- [Requirements]: Return each line of the records holding the string "m₂P₁".

- [The data]:

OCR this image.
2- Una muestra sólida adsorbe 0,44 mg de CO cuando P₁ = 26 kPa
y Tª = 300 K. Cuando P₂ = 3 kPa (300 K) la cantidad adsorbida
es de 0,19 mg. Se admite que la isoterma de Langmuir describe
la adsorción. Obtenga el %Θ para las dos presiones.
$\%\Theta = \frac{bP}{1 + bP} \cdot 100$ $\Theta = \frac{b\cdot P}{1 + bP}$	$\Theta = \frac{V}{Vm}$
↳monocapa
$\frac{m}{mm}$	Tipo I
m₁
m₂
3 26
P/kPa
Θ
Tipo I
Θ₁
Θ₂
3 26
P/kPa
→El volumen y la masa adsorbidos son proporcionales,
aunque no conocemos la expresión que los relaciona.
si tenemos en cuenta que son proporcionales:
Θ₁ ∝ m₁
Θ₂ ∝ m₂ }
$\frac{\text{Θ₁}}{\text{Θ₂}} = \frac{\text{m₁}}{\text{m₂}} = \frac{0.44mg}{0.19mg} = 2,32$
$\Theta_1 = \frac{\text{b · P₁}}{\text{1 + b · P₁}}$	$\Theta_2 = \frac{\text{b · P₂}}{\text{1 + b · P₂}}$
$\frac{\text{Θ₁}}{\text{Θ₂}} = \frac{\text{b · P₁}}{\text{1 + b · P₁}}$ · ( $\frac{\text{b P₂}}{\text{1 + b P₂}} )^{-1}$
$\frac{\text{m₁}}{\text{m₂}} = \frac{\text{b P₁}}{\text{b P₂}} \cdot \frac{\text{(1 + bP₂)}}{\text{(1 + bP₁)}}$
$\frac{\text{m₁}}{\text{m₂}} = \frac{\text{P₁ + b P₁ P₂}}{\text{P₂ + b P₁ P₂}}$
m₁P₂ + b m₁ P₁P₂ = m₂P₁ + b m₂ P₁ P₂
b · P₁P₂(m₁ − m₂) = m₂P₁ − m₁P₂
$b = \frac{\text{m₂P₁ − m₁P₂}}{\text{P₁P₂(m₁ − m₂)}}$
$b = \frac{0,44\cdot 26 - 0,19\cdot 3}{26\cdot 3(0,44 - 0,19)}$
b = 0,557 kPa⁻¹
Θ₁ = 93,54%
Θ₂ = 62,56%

- [Solution below]:
m₁P₂ + b m₁ P₁P₂ = m₂P₁ + b m₂ P₁ P₂
b · P₁P₂(m₁ − m₂) = m₂P₁ − m₁P₂
$b = \frac{\text{m₂P₁ − m₁P₂}}{\text{P₁P₂(m₁ − m₂)}}$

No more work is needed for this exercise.